— begin RECORDS SUPPLIED —
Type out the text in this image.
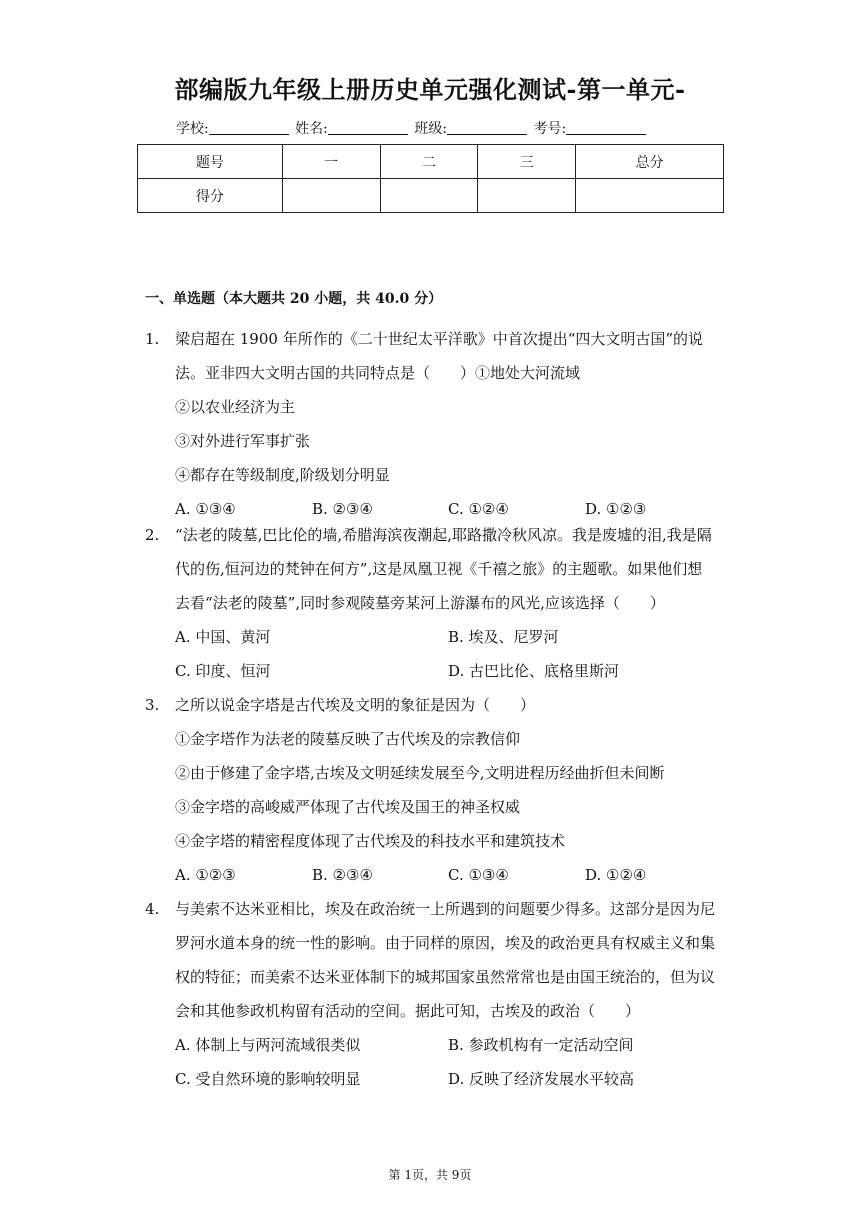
部编版九年级上册历史单元强化测试-第一单元-
学校:	姓名:	班级:	考号:
题号	一	二	三	总分
得分				
一、单选题（本大题共 20 小题，共 40.0 分）
1. 梁启超在 1900 年所作的《二十世纪太平洋歌》中首次提出“四大文明古国”的说
法。亚非四大文明古国的共同特点是（　　）①地处大河流域
②以农业经济为主
③对外进行军事扩张
④都存在等级制度,阶级划分明显
A. ①③④	B. ②③④	C. ①②④	D. ①②③
2. “法老的陵墓,巴比伦的墙,希腊海滨夜潮起,耶路撒冷秋风凉。我是废墟的泪,我是隔
代的伤,恒河边的梵钟在何方”,这是凤凰卫视《千禧之旅》的主题歌。如果他们想
去看“法老的陵墓”,同时参观陵墓旁某河上游瀑布的风光,应该选择（　　）
A. 中国、黄河	B. 埃及、尼罗河
C. 印度、恒河	D. 古巴比伦、底格里斯河
3. 之所以说金字塔是古代埃及文明的象征是因为（　　）
①金字塔作为法老的陵墓反映了古代埃及的宗教信仰
②由于修建了金字塔,古埃及文明延续发展至今,文明进程历经曲折但未间断
③金字塔的高峻威严体现了古代埃及国王的神圣权威
④金字塔的精密程度体现了古代埃及的科技水平和建筑技术
A. ①②③	B. ②③④	C. ①③④	D. ①②④
4. 与美索不达米亚相比，埃及在政治统一上所遇到的问题要少得多。这部分是因为尼
罗河水道本身的统一性的影响。由于同样的原因，埃及的政治更具有权威主义和集
权的特征；而美索不达米亚体制下的城邦国家虽然常常也是由国王统治的，但为议
会和其他参政机构留有活动的空间。据此可知，古埃及的政治（　　）
A. 体制上与两河流域很类似	B. 参政机构有一定活动空间
C. 受自然环境的影响较明显	D. 反映了经济发展水平较高
第 1页，共 9页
— end RECORDS SUPPLIED —
(INSTRUCTIONS TO FOLLOW)
Reproduce each entry precisely. Leave the pictures out.

(RESULT OF THE TASK)
Type out the text in this image.
部编版九年级上册历史单元强化测试-第一单元-
学校:	姓名:	班级:	考号:
题号	一	二	三	总分
得分				
一、单选题（本大题共 20 小题，共 40.0 分）
1. 梁启超在 1900 年所作的《二十世纪太平洋歌》中首次提出“四大文明古国”的说
法。亚非四大文明古国的共同特点是（　　）①地处大河流域
②以农业经济为主
③对外进行军事扩张
④都存在等级制度,阶级划分明显
A. ①③④	B. ②③④	C. ①②④	D. ①②③
2. “法老的陵墓,巴比伦的墙,希腊海滨夜潮起,耶路撒冷秋风凉。我是废墟的泪,我是隔
代的伤,恒河边的梵钟在何方”,这是凤凰卫视《千禧之旅》的主题歌。如果他们想
去看“法老的陵墓”,同时参观陵墓旁某河上游瀑布的风光,应该选择（　　）
A. 中国、黄河	B. 埃及、尼罗河
C. 印度、恒河	D. 古巴比伦、底格里斯河
3. 之所以说金字塔是古代埃及文明的象征是因为（　　）
①金字塔作为法老的陵墓反映了古代埃及的宗教信仰
②由于修建了金字塔,古埃及文明延续发展至今,文明进程历经曲折但未间断
③金字塔的高峻威严体现了古代埃及国王的神圣权威
④金字塔的精密程度体现了古代埃及的科技水平和建筑技术
A. ①②③	B. ②③④	C. ①③④	D. ①②④
4. 与美索不达米亚相比，埃及在政治统一上所遇到的问题要少得多。这部分是因为尼
罗河水道本身的统一性的影响。由于同样的原因，埃及的政治更具有权威主义和集
权的特征；而美索不达米亚体制下的城邦国家虽然常常也是由国王统治的，但为议
会和其他参政机构留有活动的空间。据此可知，古埃及的政治（　　）
A. 体制上与两河流域很类似	B. 参政机构有一定活动空间
C. 受自然环境的影响较明显	D. 反映了经济发展水平较高
第 1页，共 9页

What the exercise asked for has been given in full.